Saved data entries
────
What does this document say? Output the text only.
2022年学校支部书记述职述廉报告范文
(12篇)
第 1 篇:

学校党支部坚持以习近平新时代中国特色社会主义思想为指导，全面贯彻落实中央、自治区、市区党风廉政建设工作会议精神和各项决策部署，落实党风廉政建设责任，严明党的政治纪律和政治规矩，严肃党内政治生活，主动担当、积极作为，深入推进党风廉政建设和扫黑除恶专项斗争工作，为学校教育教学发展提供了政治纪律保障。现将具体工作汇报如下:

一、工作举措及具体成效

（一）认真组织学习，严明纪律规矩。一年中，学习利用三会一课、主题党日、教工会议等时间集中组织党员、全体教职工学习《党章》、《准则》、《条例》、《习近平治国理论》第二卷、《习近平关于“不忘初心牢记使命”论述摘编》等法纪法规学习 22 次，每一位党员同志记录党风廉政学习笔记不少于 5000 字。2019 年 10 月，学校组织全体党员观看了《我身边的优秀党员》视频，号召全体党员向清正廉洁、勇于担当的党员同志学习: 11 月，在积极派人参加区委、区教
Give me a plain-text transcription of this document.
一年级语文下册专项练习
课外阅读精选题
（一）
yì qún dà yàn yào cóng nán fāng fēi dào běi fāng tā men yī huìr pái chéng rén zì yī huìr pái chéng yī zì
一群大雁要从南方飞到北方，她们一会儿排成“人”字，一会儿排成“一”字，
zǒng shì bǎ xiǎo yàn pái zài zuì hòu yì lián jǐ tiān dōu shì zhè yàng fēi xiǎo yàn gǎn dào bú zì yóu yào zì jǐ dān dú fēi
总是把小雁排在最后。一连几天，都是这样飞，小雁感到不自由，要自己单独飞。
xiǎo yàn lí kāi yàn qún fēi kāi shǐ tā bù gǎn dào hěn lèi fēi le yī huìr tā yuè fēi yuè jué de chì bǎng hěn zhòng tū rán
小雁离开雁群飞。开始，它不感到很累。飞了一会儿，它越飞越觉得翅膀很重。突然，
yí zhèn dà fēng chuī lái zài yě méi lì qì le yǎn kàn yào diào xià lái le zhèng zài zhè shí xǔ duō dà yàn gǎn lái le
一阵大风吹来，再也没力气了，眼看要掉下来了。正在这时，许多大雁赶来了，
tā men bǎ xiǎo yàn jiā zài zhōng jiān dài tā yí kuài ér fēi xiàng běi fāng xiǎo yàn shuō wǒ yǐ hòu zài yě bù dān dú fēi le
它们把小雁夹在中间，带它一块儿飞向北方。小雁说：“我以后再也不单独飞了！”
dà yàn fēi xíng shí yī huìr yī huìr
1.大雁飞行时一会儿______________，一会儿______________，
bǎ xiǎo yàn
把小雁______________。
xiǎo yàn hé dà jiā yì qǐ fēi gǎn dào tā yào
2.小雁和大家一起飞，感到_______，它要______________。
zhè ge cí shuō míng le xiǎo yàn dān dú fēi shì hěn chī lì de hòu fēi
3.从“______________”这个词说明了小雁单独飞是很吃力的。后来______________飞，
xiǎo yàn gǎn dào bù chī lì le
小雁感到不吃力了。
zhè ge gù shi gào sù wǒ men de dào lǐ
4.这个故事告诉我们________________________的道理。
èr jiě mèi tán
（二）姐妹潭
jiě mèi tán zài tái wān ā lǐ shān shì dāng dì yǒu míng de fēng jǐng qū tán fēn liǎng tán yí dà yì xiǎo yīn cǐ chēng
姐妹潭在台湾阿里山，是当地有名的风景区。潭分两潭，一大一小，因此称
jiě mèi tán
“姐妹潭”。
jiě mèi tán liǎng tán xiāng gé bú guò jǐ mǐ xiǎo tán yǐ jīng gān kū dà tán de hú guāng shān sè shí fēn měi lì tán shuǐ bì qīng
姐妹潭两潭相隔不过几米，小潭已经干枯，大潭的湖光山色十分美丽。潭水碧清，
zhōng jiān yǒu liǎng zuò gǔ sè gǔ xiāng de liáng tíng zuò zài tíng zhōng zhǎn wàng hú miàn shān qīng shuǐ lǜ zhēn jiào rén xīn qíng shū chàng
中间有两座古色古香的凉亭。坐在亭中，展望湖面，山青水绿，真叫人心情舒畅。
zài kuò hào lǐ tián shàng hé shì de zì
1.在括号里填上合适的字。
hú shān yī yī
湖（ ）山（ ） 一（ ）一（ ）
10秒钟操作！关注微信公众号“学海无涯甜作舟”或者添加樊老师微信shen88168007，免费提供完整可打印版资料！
────
What you should do -
Copy down the whole of the data above, matching it exactly.

Result -
What does this document say? Output the text only.
2022年学校支部书记述职述廉报告范文
(12篇)
第 1 篇:

学校党支部坚持以习近平新时代中国特色社会主义思想为指导，全面贯彻落实中央、自治区、市区党风廉政建设工作会议精神和各项决策部署，落实党风廉政建设责任，严明党的政治纪律和政治规矩，严肃党内政治生活，主动担当、积极作为，深入推进党风廉政建设和扫黑除恶专项斗争工作，为学校教育教学发展提供了政治纪律保障。现将具体工作汇报如下:

一、工作举措及具体成效

（一）认真组织学习，严明纪律规矩。一年中，学习利用三会一课、主题党日、教工会议等时间集中组织党员、全体教职工学习《党章》、《准则》、《条例》、《习近平治国理论》第二卷、《习近平关于“不忘初心牢记使命”论述摘编》等法纪法规学习 22 次，每一位党员同志记录党风廉政学习笔记不少于 5000 字。2019 年 10 月，学校组织全体党员观看了《我身边的优秀党员》视频，号召全体党员向清正廉洁、勇于担当的党员同志学习: 11 月，在积极派人参加区委、区教
Give me a plain-text transcription of this document.
一年级语文下册专项练习
课外阅读精选题
（一）
yì qún dà yàn yào cóng nán fāng fēi dào běi fāng tā men yī huìr pái chéng rén zì yī huìr pái chéng yī zì
一群大雁要从南方飞到北方，她们一会儿排成“人”字，一会儿排成“一”字，
zǒng shì bǎ xiǎo yàn pái zài zuì hòu yì lián jǐ tiān dōu shì zhè yàng fēi xiǎo yàn gǎn dào bú zì yóu yào zì jǐ dān dú fēi
总是把小雁排在最后。一连几天，都是这样飞，小雁感到不自由，要自己单独飞。
xiǎo yàn lí kāi yàn qún fēi kāi shǐ tā bù gǎn dào hěn lèi fēi le yī huìr tā yuè fēi yuè jué de chì bǎng hěn zhòng tū rán
小雁离开雁群飞。开始，它不感到很累。飞了一会儿，它越飞越觉得翅膀很重。突然，
yí zhèn dà fēng chuī lái zài yě méi lì qì le yǎn kàn yào diào xià lái le zhèng zài zhè shí xǔ duō dà yàn gǎn lái le
一阵大风吹来，再也没力气了，眼看要掉下来了。正在这时，许多大雁赶来了，
tā men bǎ xiǎo yàn jiā zài zhōng jiān dài tā yí kuài ér fēi xiàng běi fāng xiǎo yàn shuō wǒ yǐ hòu zài yě bù dān dú fēi le
它们把小雁夹在中间，带它一块儿飞向北方。小雁说：“我以后再也不单独飞了！”
dà yàn fēi xíng shí yī huìr yī huìr
1.大雁飞行时一会儿______________，一会儿______________，
bǎ xiǎo yàn
把小雁______________。
xiǎo yàn hé dà jiā yì qǐ fēi gǎn dào tā yào
2.小雁和大家一起飞，感到_______，它要______________。
zhè ge cí shuō míng le xiǎo yàn dān dú fēi shì hěn chī lì de hòu fēi
3.从“______________”这个词说明了小雁单独飞是很吃力的。后来______________飞，
xiǎo yàn gǎn dào bù chī lì le
小雁感到不吃力了。
zhè ge gù shi gào sù wǒ men de dào lǐ
4.这个故事告诉我们________________________的道理。
èr jiě mèi tán
（二）姐妹潭
jiě mèi tán zài tái wān ā lǐ shān shì dāng dì yǒu míng de fēng jǐng qū tán fēn liǎng tán yí dà yì xiǎo yīn cǐ chēng
姐妹潭在台湾阿里山，是当地有名的风景区。潭分两潭，一大一小，因此称
jiě mèi tán
“姐妹潭”。
jiě mèi tán liǎng tán xiāng gé bú guò jǐ mǐ xiǎo tán yǐ jīng gān kū dà tán de hú guāng shān sè shí fēn měi lì tán shuǐ bì qīng
姐妹潭两潭相隔不过几米，小潭已经干枯，大潭的湖光山色十分美丽。潭水碧清，
zhōng jiān yǒu liǎng zuò gǔ sè gǔ xiāng de liáng tíng zuò zài tíng zhōng zhǎn wàng hú miàn shān qīng shuǐ lǜ zhēn jiào rén xīn qíng shū chàng
中间有两座古色古香的凉亭。坐在亭中，展望湖面，山青水绿，真叫人心情舒畅。
zài kuò hào lǐ tián shàng hé shì de zì
1.在括号里填上合适的字。
hú shān yī yī
湖（ ）山（ ） 一（ ）一（ ）
10秒钟操作！关注微信公众号“学海无涯甜作舟”或者添加樊老师微信shen88168007，免费提供完整可打印版资料！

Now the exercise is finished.